▶ **Goal**: Your task is to filter the data below down to the lines holding "image".

BEGIN Items

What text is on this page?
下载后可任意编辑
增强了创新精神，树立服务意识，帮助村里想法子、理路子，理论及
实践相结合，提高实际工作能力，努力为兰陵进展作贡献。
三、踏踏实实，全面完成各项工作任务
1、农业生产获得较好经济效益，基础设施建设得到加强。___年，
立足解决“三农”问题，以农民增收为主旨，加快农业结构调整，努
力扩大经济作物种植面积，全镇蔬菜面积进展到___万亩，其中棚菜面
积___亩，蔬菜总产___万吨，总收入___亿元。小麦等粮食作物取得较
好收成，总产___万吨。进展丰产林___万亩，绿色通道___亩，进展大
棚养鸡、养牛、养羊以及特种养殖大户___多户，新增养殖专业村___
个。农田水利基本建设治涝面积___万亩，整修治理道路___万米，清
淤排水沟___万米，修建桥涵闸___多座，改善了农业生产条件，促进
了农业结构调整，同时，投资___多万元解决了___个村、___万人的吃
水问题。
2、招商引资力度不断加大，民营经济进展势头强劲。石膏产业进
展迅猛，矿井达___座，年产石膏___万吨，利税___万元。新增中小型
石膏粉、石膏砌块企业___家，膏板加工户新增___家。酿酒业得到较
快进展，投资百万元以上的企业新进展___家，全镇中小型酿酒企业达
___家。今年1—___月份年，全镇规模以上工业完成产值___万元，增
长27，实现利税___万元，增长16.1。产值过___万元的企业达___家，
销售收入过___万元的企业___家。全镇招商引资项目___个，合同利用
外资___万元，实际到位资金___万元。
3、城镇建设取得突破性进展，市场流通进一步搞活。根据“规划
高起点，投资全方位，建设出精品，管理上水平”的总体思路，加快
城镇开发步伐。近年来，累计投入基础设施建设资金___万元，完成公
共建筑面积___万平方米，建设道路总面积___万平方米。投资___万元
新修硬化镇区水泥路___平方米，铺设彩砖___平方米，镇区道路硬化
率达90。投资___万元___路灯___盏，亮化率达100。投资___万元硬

END Items
BEGIN Items

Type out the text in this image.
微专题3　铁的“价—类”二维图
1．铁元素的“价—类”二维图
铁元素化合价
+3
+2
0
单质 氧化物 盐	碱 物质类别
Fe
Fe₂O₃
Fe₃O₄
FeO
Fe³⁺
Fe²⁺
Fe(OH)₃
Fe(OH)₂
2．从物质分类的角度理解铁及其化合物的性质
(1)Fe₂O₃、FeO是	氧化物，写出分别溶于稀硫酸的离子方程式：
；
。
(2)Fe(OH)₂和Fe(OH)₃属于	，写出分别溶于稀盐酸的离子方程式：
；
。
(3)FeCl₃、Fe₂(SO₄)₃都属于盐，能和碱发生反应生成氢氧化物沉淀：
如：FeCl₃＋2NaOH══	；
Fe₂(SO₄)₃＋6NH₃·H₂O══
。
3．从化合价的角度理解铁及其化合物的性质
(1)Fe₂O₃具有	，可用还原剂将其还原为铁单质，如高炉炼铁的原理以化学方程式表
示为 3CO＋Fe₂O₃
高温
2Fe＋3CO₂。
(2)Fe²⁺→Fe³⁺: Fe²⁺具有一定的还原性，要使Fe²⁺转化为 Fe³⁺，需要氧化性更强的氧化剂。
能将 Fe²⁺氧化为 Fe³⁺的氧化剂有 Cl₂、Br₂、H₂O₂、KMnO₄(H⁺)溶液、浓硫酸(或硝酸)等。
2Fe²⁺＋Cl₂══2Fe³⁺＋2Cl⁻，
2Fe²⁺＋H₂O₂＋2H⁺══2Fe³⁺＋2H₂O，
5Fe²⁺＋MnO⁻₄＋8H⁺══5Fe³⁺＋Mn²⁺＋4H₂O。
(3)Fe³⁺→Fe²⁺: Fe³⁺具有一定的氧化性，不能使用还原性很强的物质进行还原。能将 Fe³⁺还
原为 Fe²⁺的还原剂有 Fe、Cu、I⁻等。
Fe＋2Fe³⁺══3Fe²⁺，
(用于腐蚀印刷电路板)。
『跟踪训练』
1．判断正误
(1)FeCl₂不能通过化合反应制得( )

END Items
BEGIN Items

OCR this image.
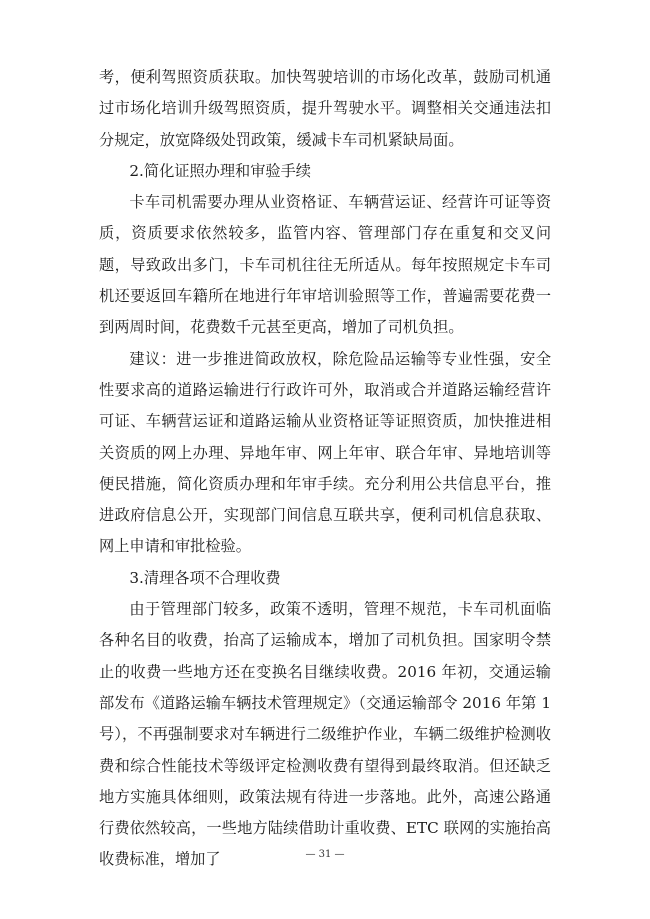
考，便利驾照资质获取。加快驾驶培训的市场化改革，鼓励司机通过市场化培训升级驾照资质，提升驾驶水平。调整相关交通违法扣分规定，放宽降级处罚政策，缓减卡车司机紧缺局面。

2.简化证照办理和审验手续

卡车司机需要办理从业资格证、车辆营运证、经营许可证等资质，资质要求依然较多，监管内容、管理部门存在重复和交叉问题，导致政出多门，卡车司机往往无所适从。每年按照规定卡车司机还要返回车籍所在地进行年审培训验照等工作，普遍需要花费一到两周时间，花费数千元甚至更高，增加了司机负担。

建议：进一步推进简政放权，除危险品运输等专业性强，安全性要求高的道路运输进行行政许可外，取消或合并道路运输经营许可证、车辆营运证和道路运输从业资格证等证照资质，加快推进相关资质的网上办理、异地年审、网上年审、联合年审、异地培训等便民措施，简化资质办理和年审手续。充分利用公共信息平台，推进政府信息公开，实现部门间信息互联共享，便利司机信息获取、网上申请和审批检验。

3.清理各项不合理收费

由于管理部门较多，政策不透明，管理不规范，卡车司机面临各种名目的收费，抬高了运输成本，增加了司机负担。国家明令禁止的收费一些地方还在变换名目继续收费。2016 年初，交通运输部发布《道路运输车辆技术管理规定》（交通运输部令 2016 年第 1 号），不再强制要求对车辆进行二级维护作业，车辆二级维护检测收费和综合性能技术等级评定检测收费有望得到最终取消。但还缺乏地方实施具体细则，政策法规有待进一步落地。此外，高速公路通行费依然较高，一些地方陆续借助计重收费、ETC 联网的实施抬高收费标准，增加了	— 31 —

END Items

▶ **Exercise solution**:
Type out the text in this image.
OCR this image.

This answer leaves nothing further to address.